Working data:
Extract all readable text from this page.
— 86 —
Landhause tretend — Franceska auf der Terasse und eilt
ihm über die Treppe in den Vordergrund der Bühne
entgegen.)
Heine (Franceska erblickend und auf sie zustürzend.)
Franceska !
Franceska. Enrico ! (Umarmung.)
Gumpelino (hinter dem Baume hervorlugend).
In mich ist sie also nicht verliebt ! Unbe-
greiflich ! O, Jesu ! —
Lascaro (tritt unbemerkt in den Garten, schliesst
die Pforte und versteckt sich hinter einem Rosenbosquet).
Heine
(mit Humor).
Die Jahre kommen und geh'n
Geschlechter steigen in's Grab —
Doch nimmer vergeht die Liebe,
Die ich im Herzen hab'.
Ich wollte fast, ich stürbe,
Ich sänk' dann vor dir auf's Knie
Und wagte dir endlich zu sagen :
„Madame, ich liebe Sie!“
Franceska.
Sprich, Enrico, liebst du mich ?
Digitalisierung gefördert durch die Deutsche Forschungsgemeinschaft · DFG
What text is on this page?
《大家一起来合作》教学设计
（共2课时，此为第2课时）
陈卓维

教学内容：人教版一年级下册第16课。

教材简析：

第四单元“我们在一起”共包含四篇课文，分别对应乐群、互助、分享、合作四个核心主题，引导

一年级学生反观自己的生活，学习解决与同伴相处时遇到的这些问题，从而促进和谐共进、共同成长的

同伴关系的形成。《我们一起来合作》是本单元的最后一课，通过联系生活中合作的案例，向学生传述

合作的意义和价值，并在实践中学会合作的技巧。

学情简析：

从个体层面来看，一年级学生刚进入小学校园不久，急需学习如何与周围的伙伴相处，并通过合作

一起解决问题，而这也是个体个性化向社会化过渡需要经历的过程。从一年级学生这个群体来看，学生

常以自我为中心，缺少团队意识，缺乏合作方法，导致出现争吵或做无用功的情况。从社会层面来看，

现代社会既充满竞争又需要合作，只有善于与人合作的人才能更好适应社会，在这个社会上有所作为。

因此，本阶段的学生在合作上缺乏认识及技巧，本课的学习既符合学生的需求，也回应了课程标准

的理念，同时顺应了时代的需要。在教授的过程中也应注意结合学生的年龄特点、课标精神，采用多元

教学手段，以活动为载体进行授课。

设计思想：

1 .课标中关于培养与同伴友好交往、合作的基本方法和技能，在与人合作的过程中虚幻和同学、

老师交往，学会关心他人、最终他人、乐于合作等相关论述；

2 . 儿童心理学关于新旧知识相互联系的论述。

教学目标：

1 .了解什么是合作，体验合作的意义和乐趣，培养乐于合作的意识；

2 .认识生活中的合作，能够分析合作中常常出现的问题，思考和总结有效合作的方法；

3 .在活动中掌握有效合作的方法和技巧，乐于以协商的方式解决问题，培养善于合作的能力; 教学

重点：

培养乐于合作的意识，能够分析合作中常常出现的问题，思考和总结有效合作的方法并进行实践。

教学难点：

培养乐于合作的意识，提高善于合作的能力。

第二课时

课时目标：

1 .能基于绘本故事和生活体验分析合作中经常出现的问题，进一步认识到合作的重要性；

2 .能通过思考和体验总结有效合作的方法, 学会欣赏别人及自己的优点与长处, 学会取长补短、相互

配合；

Task objective: Write out the entries above word for word.

Result below:
Extract all readable text from this page.
— 86 —
Landhause tretend — Franceska auf der Terasse und eilt
ihm über die Treppe in den Vordergrund der Bühne
entgegen.)
Heine (Franceska erblickend und auf sie zustürzend.)
Franceska !
Franceska. Enrico ! (Umarmung.)
Gumpelino (hinter dem Baume hervorlugend).
In mich ist sie also nicht verliebt ! Unbe-
greiflich ! O, Jesu ! —
Lascaro (tritt unbemerkt in den Garten, schliesst
die Pforte und versteckt sich hinter einem Rosenbosquet).
Heine
(mit Humor).
Die Jahre kommen und geh'n
Geschlechter steigen in's Grab —
Doch nimmer vergeht die Liebe,
Die ich im Herzen hab'.
Ich wollte fast, ich stürbe,
Ich sänk' dann vor dir auf's Knie
Und wagte dir endlich zu sagen :
„Madame, ich liebe Sie!“
Franceska.
Sprich, Enrico, liebst du mich ?
Digitalisierung gefördert durch die Deutsche Forschungsgemeinschaft · DFG
What text is on this page?
《大家一起来合作》教学设计
（共2课时，此为第2课时）
陈卓维

教学内容：人教版一年级下册第16课。

教材简析：

第四单元“我们在一起”共包含四篇课文，分别对应乐群、互助、分享、合作四个核心主题，引导

一年级学生反观自己的生活，学习解决与同伴相处时遇到的这些问题，从而促进和谐共进、共同成长的

同伴关系的形成。《我们一起来合作》是本单元的最后一课，通过联系生活中合作的案例，向学生传述

合作的意义和价值，并在实践中学会合作的技巧。

学情简析：

从个体层面来看，一年级学生刚进入小学校园不久，急需学习如何与周围的伙伴相处，并通过合作

一起解决问题，而这也是个体个性化向社会化过渡需要经历的过程。从一年级学生这个群体来看，学生

常以自我为中心，缺少团队意识，缺乏合作方法，导致出现争吵或做无用功的情况。从社会层面来看，

现代社会既充满竞争又需要合作，只有善于与人合作的人才能更好适应社会，在这个社会上有所作为。

因此，本阶段的学生在合作上缺乏认识及技巧，本课的学习既符合学生的需求，也回应了课程标准

的理念，同时顺应了时代的需要。在教授的过程中也应注意结合学生的年龄特点、课标精神，采用多元

教学手段，以活动为载体进行授课。

设计思想：

1 .课标中关于培养与同伴友好交往、合作的基本方法和技能，在与人合作的过程中虚幻和同学、

老师交往，学会关心他人、最终他人、乐于合作等相关论述；

2 . 儿童心理学关于新旧知识相互联系的论述。

教学目标：

1 .了解什么是合作，体验合作的意义和乐趣，培养乐于合作的意识；

2 .认识生活中的合作，能够分析合作中常常出现的问题，思考和总结有效合作的方法；

3 .在活动中掌握有效合作的方法和技巧，乐于以协商的方式解决问题，培养善于合作的能力; 教学

重点：

培养乐于合作的意识，能够分析合作中常常出现的问题，思考和总结有效合作的方法并进行实践。

教学难点：

培养乐于合作的意识，提高善于合作的能力。

第二课时

课时目标：

1 .能基于绘本故事和生活体验分析合作中经常出现的问题，进一步认识到合作的重要性；

2 .能通过思考和体验总结有效合作的方法, 学会欣赏别人及自己的优点与长处, 学会取长补短、相互

配合；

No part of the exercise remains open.